Figure collection entries:
-- Start --
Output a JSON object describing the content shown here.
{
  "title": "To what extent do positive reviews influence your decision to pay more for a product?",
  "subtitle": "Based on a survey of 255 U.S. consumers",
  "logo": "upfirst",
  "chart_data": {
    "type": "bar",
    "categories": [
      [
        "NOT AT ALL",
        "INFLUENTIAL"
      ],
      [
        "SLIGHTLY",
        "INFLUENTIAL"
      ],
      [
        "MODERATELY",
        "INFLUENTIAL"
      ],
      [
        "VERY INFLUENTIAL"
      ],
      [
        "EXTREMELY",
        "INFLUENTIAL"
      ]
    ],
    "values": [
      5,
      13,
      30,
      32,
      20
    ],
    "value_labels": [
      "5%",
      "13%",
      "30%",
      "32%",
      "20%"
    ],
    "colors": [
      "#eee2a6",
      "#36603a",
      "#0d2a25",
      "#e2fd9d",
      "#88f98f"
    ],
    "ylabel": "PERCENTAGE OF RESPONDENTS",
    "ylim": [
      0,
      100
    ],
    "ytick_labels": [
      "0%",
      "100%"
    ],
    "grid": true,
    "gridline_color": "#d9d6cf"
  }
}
-- End --
Copy each line of the data exactly, leaving nothing out.

Output a JSON object describing the content shown here.
{
  "title": "To what extent do positive reviews influence your decision to pay more for a product?",
  "subtitle": "Based on a survey of 255 U.S. consumers",
  "logo": "upfirst",
  "chart_data": {
    "type": "bar",
    "categories": [
      [
        "NOT AT ALL",
        "INFLUENTIAL"
      ],
      [
        "SLIGHTLY",
        "INFLUENTIAL"
      ],
      [
        "MODERATELY",
        "INFLUENTIAL"
      ],
      [
        "VERY INFLUENTIAL"
      ],
      [
        "EXTREMELY",
        "INFLUENTIAL"
      ]
    ],
    "values": [
      5,
      13,
      30,
      32,
      20
    ],
    "value_labels": [
      "5%",
      "13%",
      "30%",
      "32%",
      "20%"
    ],
    "colors": [
      "#eee2a6",
      "#36603a",
      "#0d2a25",
      "#e2fd9d",
      "#88f98f"
    ],
    "ylabel": "PERCENTAGE OF RESPONDENTS",
    "ylim": [
      0,
      100
    ],
    "ytick_labels": [
      "0%",
      "100%"
    ],
    "grid": true,
    "gridline_color": "#d9d6cf"
  }
}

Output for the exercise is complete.